=== Data supplied ===
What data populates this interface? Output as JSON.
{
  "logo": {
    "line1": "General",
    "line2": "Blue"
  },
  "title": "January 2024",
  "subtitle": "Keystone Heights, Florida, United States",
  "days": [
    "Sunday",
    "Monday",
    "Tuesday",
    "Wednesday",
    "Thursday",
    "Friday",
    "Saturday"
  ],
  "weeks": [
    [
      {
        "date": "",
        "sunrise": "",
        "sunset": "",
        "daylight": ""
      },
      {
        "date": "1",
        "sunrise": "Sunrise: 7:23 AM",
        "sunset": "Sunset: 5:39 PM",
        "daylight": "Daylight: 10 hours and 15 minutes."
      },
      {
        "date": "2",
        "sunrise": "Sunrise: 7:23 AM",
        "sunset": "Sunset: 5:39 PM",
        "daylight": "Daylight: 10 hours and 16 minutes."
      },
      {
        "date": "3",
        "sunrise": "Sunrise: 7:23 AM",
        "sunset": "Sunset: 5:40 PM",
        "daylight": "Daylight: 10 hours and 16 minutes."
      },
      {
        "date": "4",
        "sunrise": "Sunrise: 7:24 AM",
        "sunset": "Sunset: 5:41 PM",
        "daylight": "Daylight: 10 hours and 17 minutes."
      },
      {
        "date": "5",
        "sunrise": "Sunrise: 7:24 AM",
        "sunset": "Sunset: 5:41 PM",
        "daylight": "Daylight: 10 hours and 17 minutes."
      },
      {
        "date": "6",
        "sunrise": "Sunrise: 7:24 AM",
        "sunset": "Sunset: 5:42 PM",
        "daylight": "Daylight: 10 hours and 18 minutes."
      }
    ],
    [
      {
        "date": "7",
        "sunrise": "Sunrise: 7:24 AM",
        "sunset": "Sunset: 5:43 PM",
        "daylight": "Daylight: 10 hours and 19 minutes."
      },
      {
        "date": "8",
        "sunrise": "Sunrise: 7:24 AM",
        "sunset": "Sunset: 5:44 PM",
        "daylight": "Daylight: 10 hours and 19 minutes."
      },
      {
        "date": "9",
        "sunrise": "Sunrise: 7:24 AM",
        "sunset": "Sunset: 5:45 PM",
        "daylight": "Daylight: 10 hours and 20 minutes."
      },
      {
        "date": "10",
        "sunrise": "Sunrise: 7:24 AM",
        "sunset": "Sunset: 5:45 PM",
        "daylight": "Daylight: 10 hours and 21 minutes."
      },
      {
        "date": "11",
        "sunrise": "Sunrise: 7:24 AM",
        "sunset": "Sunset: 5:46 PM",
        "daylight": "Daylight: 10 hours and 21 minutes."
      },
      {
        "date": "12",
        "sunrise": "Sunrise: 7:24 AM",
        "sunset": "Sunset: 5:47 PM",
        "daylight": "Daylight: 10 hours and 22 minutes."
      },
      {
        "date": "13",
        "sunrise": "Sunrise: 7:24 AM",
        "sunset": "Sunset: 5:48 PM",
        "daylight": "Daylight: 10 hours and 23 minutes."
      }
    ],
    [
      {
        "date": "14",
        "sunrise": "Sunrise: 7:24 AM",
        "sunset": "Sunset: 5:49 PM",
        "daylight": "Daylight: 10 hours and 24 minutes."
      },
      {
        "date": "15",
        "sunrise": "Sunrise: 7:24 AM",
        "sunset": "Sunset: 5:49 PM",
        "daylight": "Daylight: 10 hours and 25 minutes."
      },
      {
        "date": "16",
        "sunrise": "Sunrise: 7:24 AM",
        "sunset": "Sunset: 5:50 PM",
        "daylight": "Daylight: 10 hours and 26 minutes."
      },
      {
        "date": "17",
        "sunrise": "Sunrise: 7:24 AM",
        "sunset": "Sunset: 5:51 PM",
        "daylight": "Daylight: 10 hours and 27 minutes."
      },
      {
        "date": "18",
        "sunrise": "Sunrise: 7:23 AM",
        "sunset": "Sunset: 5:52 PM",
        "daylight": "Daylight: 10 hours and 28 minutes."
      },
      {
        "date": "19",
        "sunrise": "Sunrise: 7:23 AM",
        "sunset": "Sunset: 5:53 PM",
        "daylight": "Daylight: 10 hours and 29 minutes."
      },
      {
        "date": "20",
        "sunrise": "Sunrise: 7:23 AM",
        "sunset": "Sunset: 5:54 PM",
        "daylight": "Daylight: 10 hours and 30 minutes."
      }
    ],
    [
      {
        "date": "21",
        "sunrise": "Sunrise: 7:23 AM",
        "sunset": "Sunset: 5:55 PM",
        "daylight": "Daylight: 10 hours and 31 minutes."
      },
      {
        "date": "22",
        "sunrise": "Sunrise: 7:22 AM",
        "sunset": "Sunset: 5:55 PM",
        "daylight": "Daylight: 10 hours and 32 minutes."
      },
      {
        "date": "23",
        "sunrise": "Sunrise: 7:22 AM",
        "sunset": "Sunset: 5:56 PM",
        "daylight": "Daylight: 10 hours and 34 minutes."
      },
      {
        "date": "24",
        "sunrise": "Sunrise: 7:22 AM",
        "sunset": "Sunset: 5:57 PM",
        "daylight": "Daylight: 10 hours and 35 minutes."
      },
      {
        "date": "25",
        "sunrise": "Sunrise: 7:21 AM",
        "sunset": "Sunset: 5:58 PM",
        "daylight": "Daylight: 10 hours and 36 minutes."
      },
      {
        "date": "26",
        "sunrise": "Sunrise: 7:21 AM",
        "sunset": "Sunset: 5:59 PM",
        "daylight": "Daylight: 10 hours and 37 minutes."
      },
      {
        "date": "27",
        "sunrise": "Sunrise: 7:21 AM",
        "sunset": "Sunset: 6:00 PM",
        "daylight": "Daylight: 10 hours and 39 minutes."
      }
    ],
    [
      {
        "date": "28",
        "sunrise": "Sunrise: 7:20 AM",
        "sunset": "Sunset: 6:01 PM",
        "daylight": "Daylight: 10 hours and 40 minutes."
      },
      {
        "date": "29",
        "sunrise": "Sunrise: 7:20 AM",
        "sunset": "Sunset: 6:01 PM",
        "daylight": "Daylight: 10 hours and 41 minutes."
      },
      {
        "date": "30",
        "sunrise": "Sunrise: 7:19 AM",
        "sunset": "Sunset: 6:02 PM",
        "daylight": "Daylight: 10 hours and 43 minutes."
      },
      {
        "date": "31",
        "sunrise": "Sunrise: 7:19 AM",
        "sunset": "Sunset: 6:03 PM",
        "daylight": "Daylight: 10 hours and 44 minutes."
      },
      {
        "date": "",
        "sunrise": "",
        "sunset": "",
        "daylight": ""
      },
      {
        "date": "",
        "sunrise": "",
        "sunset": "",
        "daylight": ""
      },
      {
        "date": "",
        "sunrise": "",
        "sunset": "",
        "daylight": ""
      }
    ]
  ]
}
===
Every entry must be retyped in full, exactly as given.

_Written solution_.
What data populates this interface? Output as JSON.
{
  "logo": {
    "line1": "General",
    "line2": "Blue"
  },
  "title": "January 2024",
  "subtitle": "Keystone Heights, Florida, United States",
  "days": [
    "Sunday",
    "Monday",
    "Tuesday",
    "Wednesday",
    "Thursday",
    "Friday",
    "Saturday"
  ],
  "weeks": [
    [
      {
        "date": "",
        "sunrise": "",
        "sunset": "",
        "daylight": ""
      },
      {
        "date": "1",
        "sunrise": "Sunrise: 7:23 AM",
        "sunset": "Sunset: 5:39 PM",
        "daylight": "Daylight: 10 hours and 15 minutes."
      },
      {
        "date": "2",
        "sunrise": "Sunrise: 7:23 AM",
        "sunset": "Sunset: 5:39 PM",
        "daylight": "Daylight: 10 hours and 16 minutes."
      },
      {
        "date": "3",
        "sunrise": "Sunrise: 7:23 AM",
        "sunset": "Sunset: 5:40 PM",
        "daylight": "Daylight: 10 hours and 16 minutes."
      },
      {
        "date": "4",
        "sunrise": "Sunrise: 7:24 AM",
        "sunset": "Sunset: 5:41 PM",
        "daylight": "Daylight: 10 hours and 17 minutes."
      },
      {
        "date": "5",
        "sunrise": "Sunrise: 7:24 AM",
        "sunset": "Sunset: 5:41 PM",
        "daylight": "Daylight: 10 hours and 17 minutes."
      },
      {
        "date": "6",
        "sunrise": "Sunrise: 7:24 AM",
        "sunset": "Sunset: 5:42 PM",
        "daylight": "Daylight: 10 hours and 18 minutes."
      }
    ],
    [
      {
        "date": "7",
        "sunrise": "Sunrise: 7:24 AM",
        "sunset": "Sunset: 5:43 PM",
        "daylight": "Daylight: 10 hours and 19 minutes."
      },
      {
        "date": "8",
        "sunrise": "Sunrise: 7:24 AM",
        "sunset": "Sunset: 5:44 PM",
        "daylight": "Daylight: 10 hours and 19 minutes."
      },
      {
        "date": "9",
        "sunrise": "Sunrise: 7:24 AM",
        "sunset": "Sunset: 5:45 PM",
        "daylight": "Daylight: 10 hours and 20 minutes."
      },
      {
        "date": "10",
        "sunrise": "Sunrise: 7:24 AM",
        "sunset": "Sunset: 5:45 PM",
        "daylight": "Daylight: 10 hours and 21 minutes."
      },
      {
        "date": "11",
        "sunrise": "Sunrise: 7:24 AM",
        "sunset": "Sunset: 5:46 PM",
        "daylight": "Daylight: 10 hours and 21 minutes."
      },
      {
        "date": "12",
        "sunrise": "Sunrise: 7:24 AM",
        "sunset": "Sunset: 5:47 PM",
        "daylight": "Daylight: 10 hours and 22 minutes."
      },
      {
        "date": "13",
        "sunrise": "Sunrise: 7:24 AM",
        "sunset": "Sunset: 5:48 PM",
        "daylight": "Daylight: 10 hours and 23 minutes."
      }
    ],
    [
      {
        "date": "14",
        "sunrise": "Sunrise: 7:24 AM",
        "sunset": "Sunset: 5:49 PM",
        "daylight": "Daylight: 10 hours and 24 minutes."
      },
      {
        "date": "15",
        "sunrise": "Sunrise: 7:24 AM",
        "sunset": "Sunset: 5:49 PM",
        "daylight": "Daylight: 10 hours and 25 minutes."
      },
      {
        "date": "16",
        "sunrise": "Sunrise: 7:24 AM",
        "sunset": "Sunset: 5:50 PM",
        "daylight": "Daylight: 10 hours and 26 minutes."
      },
      {
        "date": "17",
        "sunrise": "Sunrise: 7:24 AM",
        "sunset": "Sunset: 5:51 PM",
        "daylight": "Daylight: 10 hours and 27 minutes."
      },
      {
        "date": "18",
        "sunrise": "Sunrise: 7:23 AM",
        "sunset": "Sunset: 5:52 PM",
        "daylight": "Daylight: 10 hours and 28 minutes."
      },
      {
        "date": "19",
        "sunrise": "Sunrise: 7:23 AM",
        "sunset": "Sunset: 5:53 PM",
        "daylight": "Daylight: 10 hours and 29 minutes."
      },
      {
        "date": "20",
        "sunrise": "Sunrise: 7:23 AM",
        "sunset": "Sunset: 5:54 PM",
        "daylight": "Daylight: 10 hours and 30 minutes."
      }
    ],
    [
      {
        "date": "21",
        "sunrise": "Sunrise: 7:23 AM",
        "sunset": "Sunset: 5:55 PM",
        "daylight": "Daylight: 10 hours and 31 minutes."
      },
      {
        "date": "22",
        "sunrise": "Sunrise: 7:22 AM",
        "sunset": "Sunset: 5:55 PM",
        "daylight": "Daylight: 10 hours and 32 minutes."
      },
      {
        "date": "23",
        "sunrise": "Sunrise: 7:22 AM",
        "sunset": "Sunset: 5:56 PM",
        "daylight": "Daylight: 10 hours and 34 minutes."
      },
      {
        "date": "24",
        "sunrise": "Sunrise: 7:22 AM",
        "sunset": "Sunset: 5:57 PM",
        "daylight": "Daylight: 10 hours and 35 minutes."
      },
      {
        "date": "25",
        "sunrise": "Sunrise: 7:21 AM",
        "sunset": "Sunset: 5:58 PM",
        "daylight": "Daylight: 10 hours and 36 minutes."
      },
      {
        "date": "26",
        "sunrise": "Sunrise: 7:21 AM",
        "sunset": "Sunset: 5:59 PM",
        "daylight": "Daylight: 10 hours and 37 minutes."
      },
      {
        "date": "27",
        "sunrise": "Sunrise: 7:21 AM",
        "sunset": "Sunset: 6:00 PM",
        "daylight": "Daylight: 10 hours and 39 minutes."
      }
    ],
    [
      {
        "date": "28",
        "sunrise": "Sunrise: 7:20 AM",
        "sunset": "Sunset: 6:01 PM",
        "daylight": "Daylight: 10 hours and 40 minutes."
      },
      {
        "date": "29",
        "sunrise": "Sunrise: 7:20 AM",
        "sunset": "Sunset: 6:01 PM",
        "daylight": "Daylight: 10 hours and 41 minutes."
      },
      {
        "date": "30",
        "sunrise": "Sunrise: 7:19 AM",
        "sunset": "Sunset: 6:02 PM",
        "daylight": "Daylight: 10 hours and 43 minutes."
      },
      {
        "date": "31",
        "sunrise": "Sunrise: 7:19 AM",
        "sunset": "Sunset: 6:03 PM",
        "daylight": "Daylight: 10 hours and 44 minutes."
      },
      {
        "date": "",
        "sunrise": "",
        "sunset": "",
        "daylight": ""
      },
      {
        "date": "",
        "sunrise": "",
        "sunset": "",
        "daylight": ""
      },
      {
        "date": "",
        "sunrise": "",
        "sunset": "",
        "daylight": ""
      }
    ]
  ]
}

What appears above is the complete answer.